→ Task goal
Repeat the listing word for word. No pictures belong in the copy.

→ Dataset listings of figures

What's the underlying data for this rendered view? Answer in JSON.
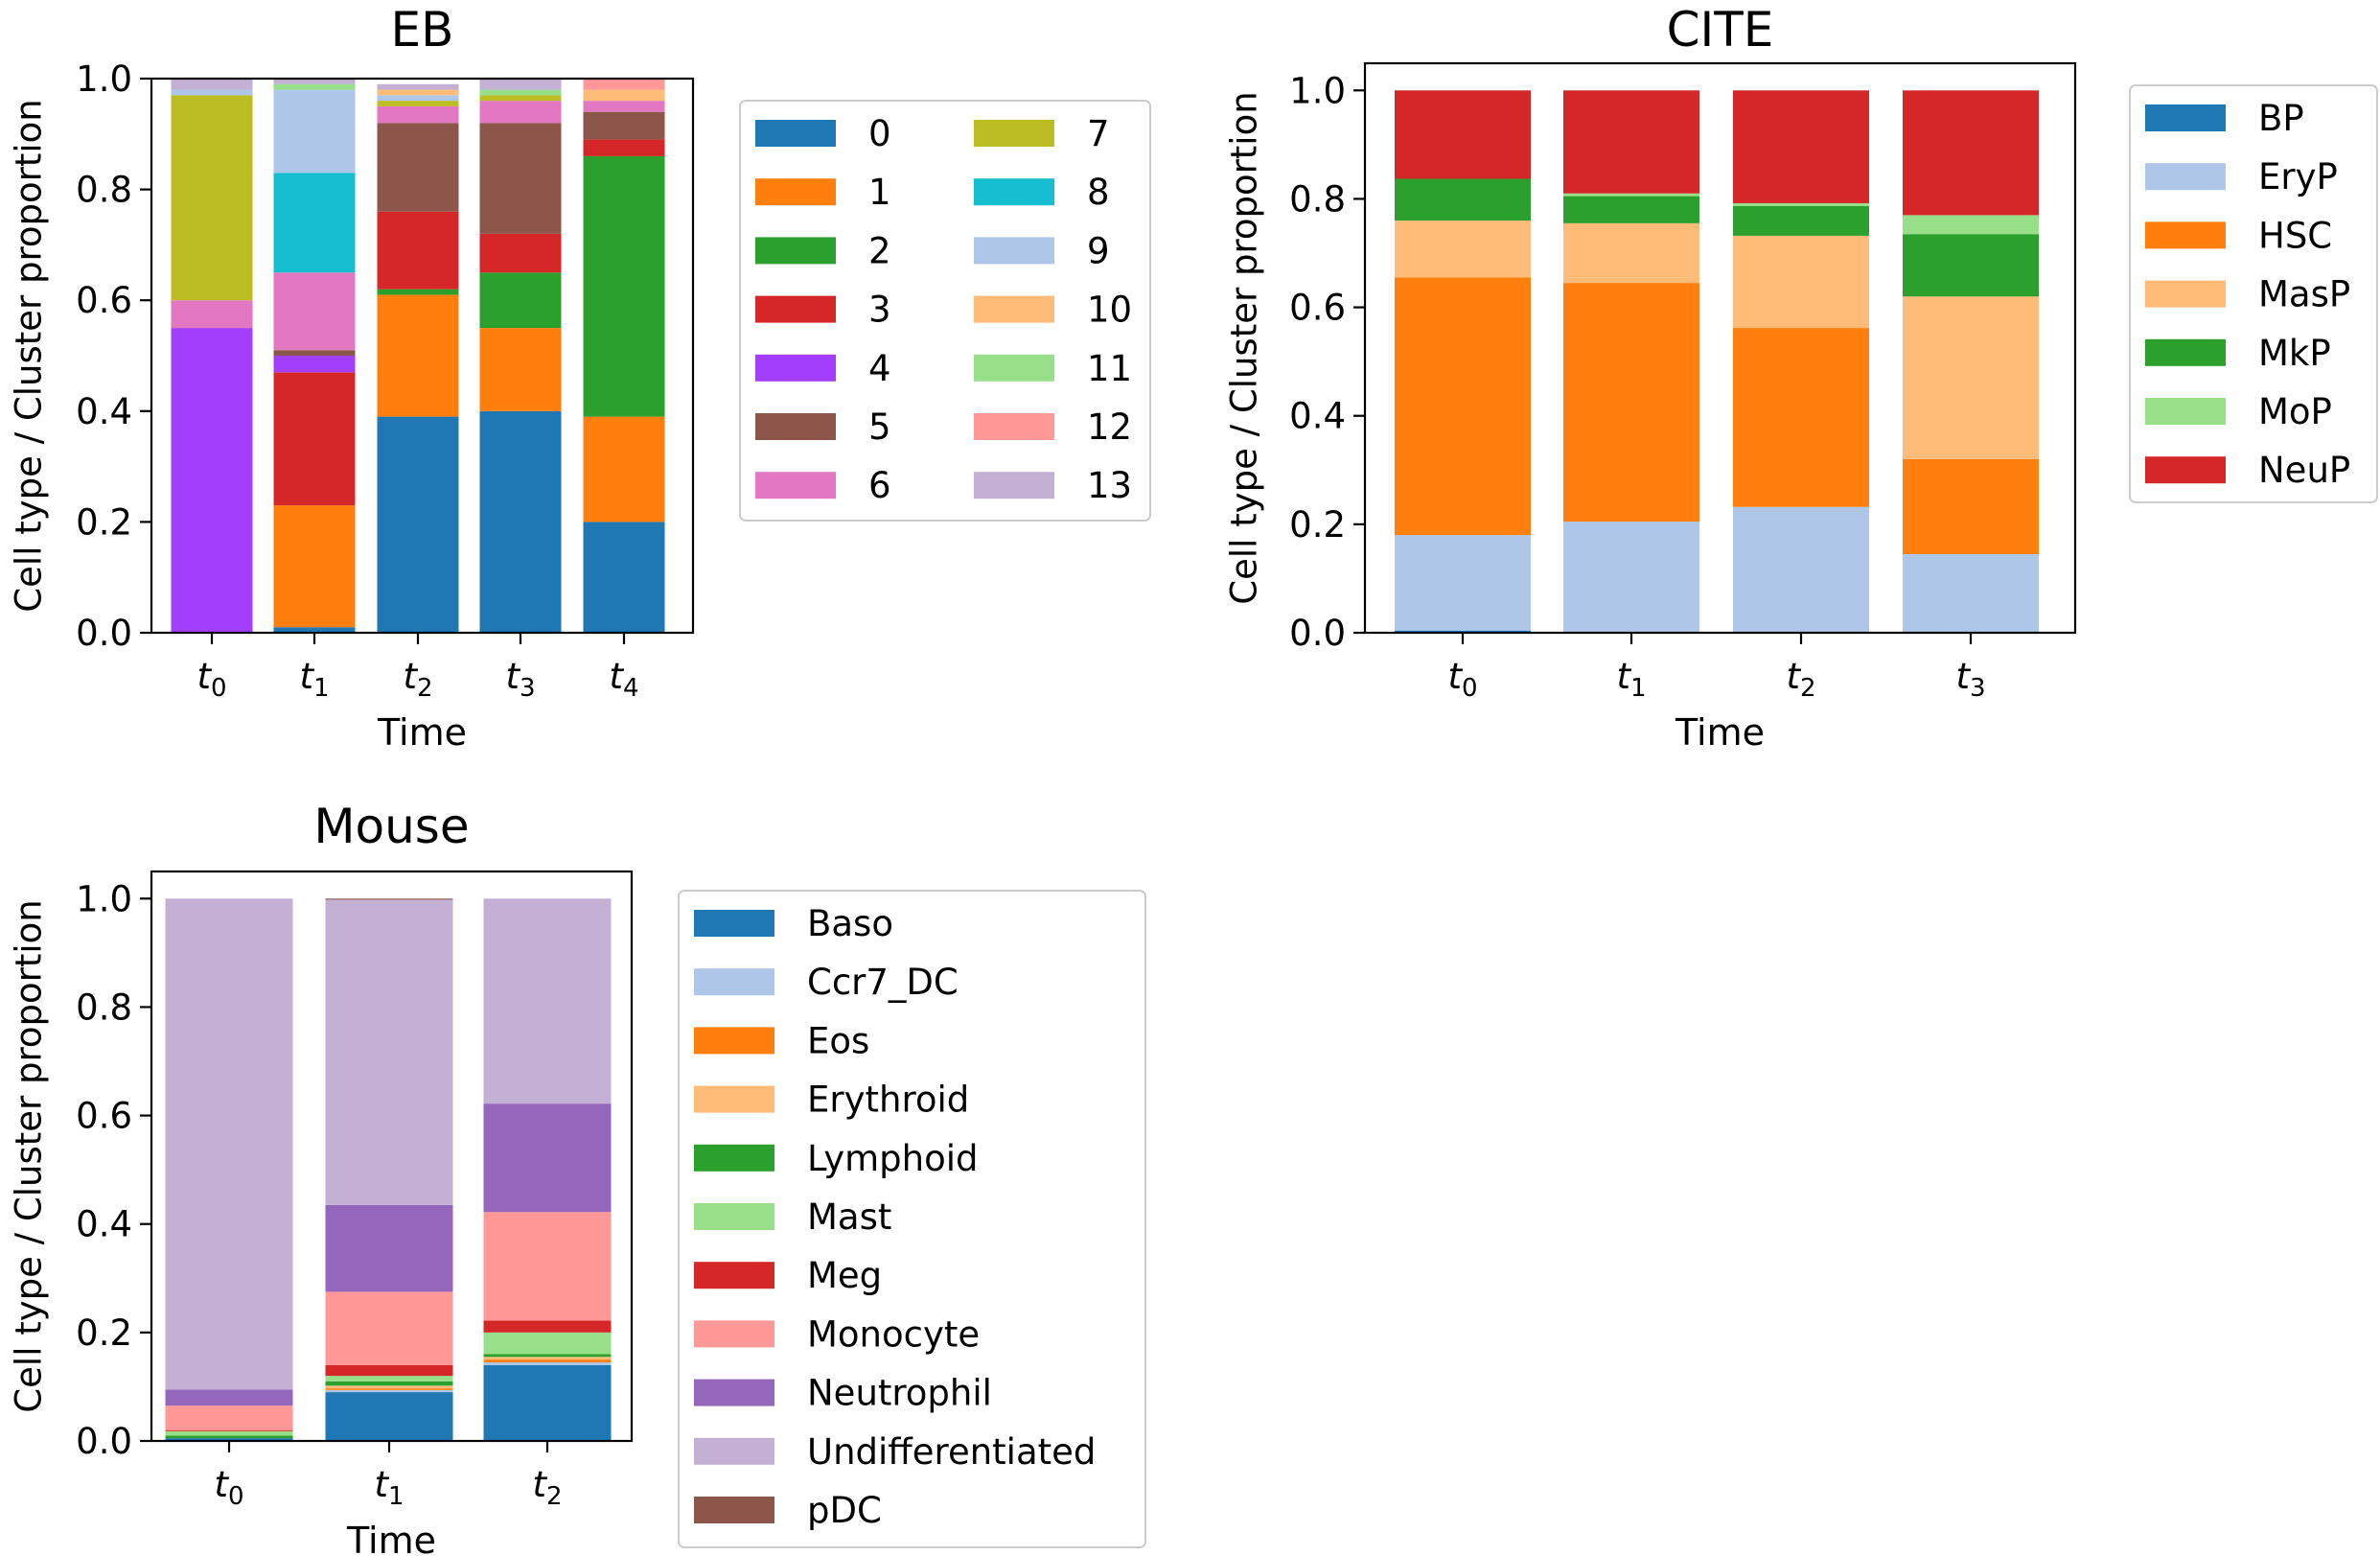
{
  "chart_data": [
    {
      "type": "bar",
      "stacked": true,
      "title": "EB",
      "xlabel": "Time",
      "ylabel": "Cell type / Cluster proportion",
      "ylim": [
        0,
        1.0
      ],
      "yticks": [
        "0.0",
        "0.2",
        "0.4",
        "0.6",
        "0.8",
        "1.0"
      ],
      "categories": [
        {
          "base": "t",
          "sub": "0"
        },
        {
          "base": "t",
          "sub": "1"
        },
        {
          "base": "t",
          "sub": "2"
        },
        {
          "base": "t",
          "sub": "3"
        },
        {
          "base": "t",
          "sub": "4"
        }
      ],
      "legend": {
        "position": "right",
        "ncol": 2
      },
      "series": [
        {
          "name": "0",
          "color": "#1f77b4",
          "values": [
            0.0,
            0.01,
            0.39,
            0.4,
            0.2
          ]
        },
        {
          "name": "1",
          "color": "#ff7f0e",
          "values": [
            0.0,
            0.22,
            0.22,
            0.15,
            0.19
          ]
        },
        {
          "name": "2",
          "color": "#2ca02c",
          "values": [
            0.0,
            0.0,
            0.01,
            0.1,
            0.47
          ]
        },
        {
          "name": "3",
          "color": "#d62728",
          "values": [
            0.0,
            0.24,
            0.14,
            0.07,
            0.03
          ]
        },
        {
          "name": "4",
          "color": "#a33ffc",
          "values": [
            0.55,
            0.03,
            0.0,
            0.0,
            0.0
          ]
        },
        {
          "name": "5",
          "color": "#8c564b",
          "values": [
            0.0,
            0.01,
            0.16,
            0.2,
            0.05
          ]
        },
        {
          "name": "6",
          "color": "#e377c2",
          "values": [
            0.05,
            0.14,
            0.03,
            0.04,
            0.02
          ]
        },
        {
          "name": "7",
          "color": "#bcbd22",
          "values": [
            0.37,
            0.0,
            0.01,
            0.01,
            0.0
          ]
        },
        {
          "name": "8",
          "color": "#17becf",
          "values": [
            0.0,
            0.18,
            0.0,
            0.0,
            0.0
          ]
        },
        {
          "name": "9",
          "color": "#aec7e8",
          "values": [
            0.01,
            0.15,
            0.01,
            0.0,
            0.0
          ]
        },
        {
          "name": "10",
          "color": "#ffbb78",
          "values": [
            0.0,
            0.0,
            0.01,
            0.0,
            0.02
          ]
        },
        {
          "name": "11",
          "color": "#98df8a",
          "values": [
            0.0,
            0.01,
            0.0,
            0.01,
            0.0
          ]
        },
        {
          "name": "12",
          "color": "#ff9896",
          "values": [
            0.0,
            0.0,
            0.0,
            0.0,
            0.02
          ]
        },
        {
          "name": "13",
          "color": "#c5b0d5",
          "values": [
            0.02,
            0.01,
            0.01,
            0.02,
            0.0
          ]
        }
      ]
    },
    {
      "type": "bar",
      "stacked": true,
      "title": "CITE",
      "xlabel": "Time",
      "ylabel": "Cell type / Cluster proportion",
      "ylim": [
        0,
        1.05
      ],
      "yticks": [
        "0.0",
        "0.2",
        "0.4",
        "0.6",
        "0.8",
        "1.0"
      ],
      "categories": [
        {
          "base": "t",
          "sub": "0"
        },
        {
          "base": "t",
          "sub": "1"
        },
        {
          "base": "t",
          "sub": "2"
        },
        {
          "base": "t",
          "sub": "3"
        }
      ],
      "legend": {
        "position": "right",
        "ncol": 1
      },
      "series": [
        {
          "name": "BP",
          "color": "#1f77b4",
          "values": [
            0.004,
            0.002,
            0.002,
            0.001
          ]
        },
        {
          "name": "EryP",
          "color": "#aec7e8",
          "values": [
            0.176,
            0.203,
            0.23,
            0.144
          ]
        },
        {
          "name": "HSC",
          "color": "#ff7f0e",
          "values": [
            0.475,
            0.44,
            0.33,
            0.175
          ]
        },
        {
          "name": "MasP",
          "color": "#ffbb78",
          "values": [
            0.105,
            0.11,
            0.17,
            0.3
          ]
        },
        {
          "name": "MkP",
          "color": "#2ca02c",
          "values": [
            0.077,
            0.05,
            0.055,
            0.115
          ]
        },
        {
          "name": "MoP",
          "color": "#98df8a",
          "values": [
            0.0,
            0.005,
            0.005,
            0.035
          ]
        },
        {
          "name": "NeuP",
          "color": "#d62728",
          "values": [
            0.163,
            0.19,
            0.208,
            0.23
          ]
        }
      ]
    },
    {
      "type": "bar",
      "stacked": true,
      "title": "Mouse",
      "xlabel": "Time",
      "ylabel": "Cell type / Cluster proportion",
      "ylim": [
        0,
        1.05
      ],
      "yticks": [
        "0.0",
        "0.2",
        "0.4",
        "0.6",
        "0.8",
        "1.0"
      ],
      "categories": [
        {
          "base": "t",
          "sub": "0"
        },
        {
          "base": "t",
          "sub": "1"
        },
        {
          "base": "t",
          "sub": "2"
        }
      ],
      "legend": {
        "position": "right",
        "ncol": 1
      },
      "series": [
        {
          "name": "Baso",
          "color": "#1f77b4",
          "values": [
            0.005,
            0.09,
            0.14
          ]
        },
        {
          "name": "Ccr7_DC",
          "color": "#aec7e8",
          "values": [
            0.0,
            0.004,
            0.005
          ]
        },
        {
          "name": "Eos",
          "color": "#ff7f0e",
          "values": [
            0.0,
            0.003,
            0.005
          ]
        },
        {
          "name": "Erythroid",
          "color": "#ffbb78",
          "values": [
            0.0,
            0.005,
            0.005
          ]
        },
        {
          "name": "Lymphoid",
          "color": "#2ca02c",
          "values": [
            0.005,
            0.008,
            0.005
          ]
        },
        {
          "name": "Mast",
          "color": "#98df8a",
          "values": [
            0.008,
            0.01,
            0.04
          ]
        },
        {
          "name": "Meg",
          "color": "#d62728",
          "values": [
            0.002,
            0.02,
            0.022
          ]
        },
        {
          "name": "Monocyte",
          "color": "#ff9896",
          "values": [
            0.045,
            0.135,
            0.2
          ]
        },
        {
          "name": "Neutrophil",
          "color": "#9467bd",
          "values": [
            0.03,
            0.16,
            0.2
          ]
        },
        {
          "name": "Undifferentiated",
          "color": "#c5b0d5",
          "values": [
            0.905,
            0.563,
            0.378
          ]
        },
        {
          "name": "pDC",
          "color": "#8c564b",
          "values": [
            0.0,
            0.002,
            0.0
          ]
        }
      ]
    }
  ]
}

→ The completed task
What's the underlying data for this rendered view? Answer in JSON.
{
  "chart_data": [
    {
      "type": "bar",
      "stacked": true,
      "title": "EB",
      "xlabel": "Time",
      "ylabel": "Cell type / Cluster proportion",
      "ylim": [
        0,
        1.0
      ],
      "yticks": [
        "0.0",
        "0.2",
        "0.4",
        "0.6",
        "0.8",
        "1.0"
      ],
      "categories": [
        {
          "base": "t",
          "sub": "0"
        },
        {
          "base": "t",
          "sub": "1"
        },
        {
          "base": "t",
          "sub": "2"
        },
        {
          "base": "t",
          "sub": "3"
        },
        {
          "base": "t",
          "sub": "4"
        }
      ],
      "legend": {
        "position": "right",
        "ncol": 2
      },
      "series": [
        {
          "name": "0",
          "color": "#1f77b4",
          "values": [
            0.0,
            0.01,
            0.39,
            0.4,
            0.2
          ]
        },
        {
          "name": "1",
          "color": "#ff7f0e",
          "values": [
            0.0,
            0.22,
            0.22,
            0.15,
            0.19
          ]
        },
        {
          "name": "2",
          "color": "#2ca02c",
          "values": [
            0.0,
            0.0,
            0.01,
            0.1,
            0.47
          ]
        },
        {
          "name": "3",
          "color": "#d62728",
          "values": [
            0.0,
            0.24,
            0.14,
            0.07,
            0.03
          ]
        },
        {
          "name": "4",
          "color": "#a33ffc",
          "values": [
            0.55,
            0.03,
            0.0,
            0.0,
            0.0
          ]
        },
        {
          "name": "5",
          "color": "#8c564b",
          "values": [
            0.0,
            0.01,
            0.16,
            0.2,
            0.05
          ]
        },
        {
          "name": "6",
          "color": "#e377c2",
          "values": [
            0.05,
            0.14,
            0.03,
            0.04,
            0.02
          ]
        },
        {
          "name": "7",
          "color": "#bcbd22",
          "values": [
            0.37,
            0.0,
            0.01,
            0.01,
            0.0
          ]
        },
        {
          "name": "8",
          "color": "#17becf",
          "values": [
            0.0,
            0.18,
            0.0,
            0.0,
            0.0
          ]
        },
        {
          "name": "9",
          "color": "#aec7e8",
          "values": [
            0.01,
            0.15,
            0.01,
            0.0,
            0.0
          ]
        },
        {
          "name": "10",
          "color": "#ffbb78",
          "values": [
            0.0,
            0.0,
            0.01,
            0.0,
            0.02
          ]
        },
        {
          "name": "11",
          "color": "#98df8a",
          "values": [
            0.0,
            0.01,
            0.0,
            0.01,
            0.0
          ]
        },
        {
          "name": "12",
          "color": "#ff9896",
          "values": [
            0.0,
            0.0,
            0.0,
            0.0,
            0.02
          ]
        },
        {
          "name": "13",
          "color": "#c5b0d5",
          "values": [
            0.02,
            0.01,
            0.01,
            0.02,
            0.0
          ]
        }
      ]
    },
    {
      "type": "bar",
      "stacked": true,
      "title": "CITE",
      "xlabel": "Time",
      "ylabel": "Cell type / Cluster proportion",
      "ylim": [
        0,
        1.05
      ],
      "yticks": [
        "0.0",
        "0.2",
        "0.4",
        "0.6",
        "0.8",
        "1.0"
      ],
      "categories": [
        {
          "base": "t",
          "sub": "0"
        },
        {
          "base": "t",
          "sub": "1"
        },
        {
          "base": "t",
          "sub": "2"
        },
        {
          "base": "t",
          "sub": "3"
        }
      ],
      "legend": {
        "position": "right",
        "ncol": 1
      },
      "series": [
        {
          "name": "BP",
          "color": "#1f77b4",
          "values": [
            0.004,
            0.002,
            0.002,
            0.001
          ]
        },
        {
          "name": "EryP",
          "color": "#aec7e8",
          "values": [
            0.176,
            0.203,
            0.23,
            0.144
          ]
        },
        {
          "name": "HSC",
          "color": "#ff7f0e",
          "values": [
            0.475,
            0.44,
            0.33,
            0.175
          ]
        },
        {
          "name": "MasP",
          "color": "#ffbb78",
          "values": [
            0.105,
            0.11,
            0.17,
            0.3
          ]
        },
        {
          "name": "MkP",
          "color": "#2ca02c",
          "values": [
            0.077,
            0.05,
            0.055,
            0.115
          ]
        },
        {
          "name": "MoP",
          "color": "#98df8a",
          "values": [
            0.0,
            0.005,
            0.005,
            0.035
          ]
        },
        {
          "name": "NeuP",
          "color": "#d62728",
          "values": [
            0.163,
            0.19,
            0.208,
            0.23
          ]
        }
      ]
    },
    {
      "type": "bar",
      "stacked": true,
      "title": "Mouse",
      "xlabel": "Time",
      "ylabel": "Cell type / Cluster proportion",
      "ylim": [
        0,
        1.05
      ],
      "yticks": [
        "0.0",
        "0.2",
        "0.4",
        "0.6",
        "0.8",
        "1.0"
      ],
      "categories": [
        {
          "base": "t",
          "sub": "0"
        },
        {
          "base": "t",
          "sub": "1"
        },
        {
          "base": "t",
          "sub": "2"
        }
      ],
      "legend": {
        "position": "right",
        "ncol": 1
      },
      "series": [
        {
          "name": "Baso",
          "color": "#1f77b4",
          "values": [
            0.005,
            0.09,
            0.14
          ]
        },
        {
          "name": "Ccr7_DC",
          "color": "#aec7e8",
          "values": [
            0.0,
            0.004,
            0.005
          ]
        },
        {
          "name": "Eos",
          "color": "#ff7f0e",
          "values": [
            0.0,
            0.003,
            0.005
          ]
        },
        {
          "name": "Erythroid",
          "color": "#ffbb78",
          "values": [
            0.0,
            0.005,
            0.005
          ]
        },
        {
          "name": "Lymphoid",
          "color": "#2ca02c",
          "values": [
            0.005,
            0.008,
            0.005
          ]
        },
        {
          "name": "Mast",
          "color": "#98df8a",
          "values": [
            0.008,
            0.01,
            0.04
          ]
        },
        {
          "name": "Meg",
          "color": "#d62728",
          "values": [
            0.002,
            0.02,
            0.022
          ]
        },
        {
          "name": "Monocyte",
          "color": "#ff9896",
          "values": [
            0.045,
            0.135,
            0.2
          ]
        },
        {
          "name": "Neutrophil",
          "color": "#9467bd",
          "values": [
            0.03,
            0.16,
            0.2
          ]
        },
        {
          "name": "Undifferentiated",
          "color": "#c5b0d5",
          "values": [
            0.905,
            0.563,
            0.378
          ]
        },
        {
          "name": "pDC",
          "color": "#8c564b",
          "values": [
            0.0,
            0.002,
            0.0
          ]
        }
      ]
    }
  ]
}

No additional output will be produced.